* [Directive] Could you extract every entry below and reproduce it exactly?

(Data entries)
## Begin

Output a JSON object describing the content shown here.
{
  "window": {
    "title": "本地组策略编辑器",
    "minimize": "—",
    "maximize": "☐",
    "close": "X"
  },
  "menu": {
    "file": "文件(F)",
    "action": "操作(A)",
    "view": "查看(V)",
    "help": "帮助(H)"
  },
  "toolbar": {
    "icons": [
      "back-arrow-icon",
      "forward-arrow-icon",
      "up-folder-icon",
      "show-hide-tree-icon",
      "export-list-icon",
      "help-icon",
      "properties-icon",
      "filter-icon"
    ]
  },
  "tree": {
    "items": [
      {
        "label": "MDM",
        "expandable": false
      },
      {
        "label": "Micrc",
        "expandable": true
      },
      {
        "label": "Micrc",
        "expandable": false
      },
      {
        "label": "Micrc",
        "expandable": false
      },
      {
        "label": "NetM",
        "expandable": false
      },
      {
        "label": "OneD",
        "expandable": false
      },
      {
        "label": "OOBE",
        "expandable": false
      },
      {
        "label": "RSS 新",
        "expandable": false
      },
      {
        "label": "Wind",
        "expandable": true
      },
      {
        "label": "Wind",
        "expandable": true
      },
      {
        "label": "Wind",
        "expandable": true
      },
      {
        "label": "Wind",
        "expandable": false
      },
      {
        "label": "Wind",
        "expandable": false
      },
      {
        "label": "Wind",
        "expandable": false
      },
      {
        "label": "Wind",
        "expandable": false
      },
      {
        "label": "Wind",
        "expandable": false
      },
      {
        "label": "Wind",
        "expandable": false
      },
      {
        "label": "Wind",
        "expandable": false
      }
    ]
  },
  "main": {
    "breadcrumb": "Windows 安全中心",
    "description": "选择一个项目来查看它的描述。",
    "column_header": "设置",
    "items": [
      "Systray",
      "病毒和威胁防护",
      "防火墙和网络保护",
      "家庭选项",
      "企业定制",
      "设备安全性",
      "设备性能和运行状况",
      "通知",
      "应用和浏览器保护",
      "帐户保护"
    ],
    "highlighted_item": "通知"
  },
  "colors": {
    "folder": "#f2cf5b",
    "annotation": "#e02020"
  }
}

## End

* [Response below]
Output a JSON object describing the content shown here.
{
  "window": {
    "title": "本地组策略编辑器",
    "minimize": "—",
    "maximize": "☐",
    "close": "X"
  },
  "menu": {
    "file": "文件(F)",
    "action": "操作(A)",
    "view": "查看(V)",
    "help": "帮助(H)"
  },
  "toolbar": {
    "icons": [
      "back-arrow-icon",
      "forward-arrow-icon",
      "up-folder-icon",
      "show-hide-tree-icon",
      "export-list-icon",
      "help-icon",
      "properties-icon",
      "filter-icon"
    ]
  },
  "tree": {
    "items": [
      {
        "label": "MDM",
        "expandable": false
      },
      {
        "label": "Micrc",
        "expandable": true
      },
      {
        "label": "Micrc",
        "expandable": false
      },
      {
        "label": "Micrc",
        "expandable": false
      },
      {
        "label": "NetM",
        "expandable": false
      },
      {
        "label": "OneD",
        "expandable": false
      },
      {
        "label": "OOBE",
        "expandable": false
      },
      {
        "label": "RSS 新",
        "expandable": false
      },
      {
        "label": "Wind",
        "expandable": true
      },
      {
        "label": "Wind",
        "expandable": true
      },
      {
        "label": "Wind",
        "expandable": true
      },
      {
        "label": "Wind",
        "expandable": false
      },
      {
        "label": "Wind",
        "expandable": false
      },
      {
        "label": "Wind",
        "expandable": false
      },
      {
        "label": "Wind",
        "expandable": false
      },
      {
        "label": "Wind",
        "expandable": false
      },
      {
        "label": "Wind",
        "expandable": false
      },
      {
        "label": "Wind",
        "expandable": false
      }
    ]
  },
  "main": {
    "breadcrumb": "Windows 安全中心",
    "description": "选择一个项目来查看它的描述。",
    "column_header": "设置",
    "items": [
      "Systray",
      "病毒和威胁防护",
      "防火墙和网络保护",
      "家庭选项",
      "企业定制",
      "设备安全性",
      "设备性能和运行状况",
      "通知",
      "应用和浏览器保护",
      "帐户保护"
    ],
    "highlighted_item": "通知"
  },
  "colors": {
    "folder": "#f2cf5b",
    "annotation": "#e02020"
  }
}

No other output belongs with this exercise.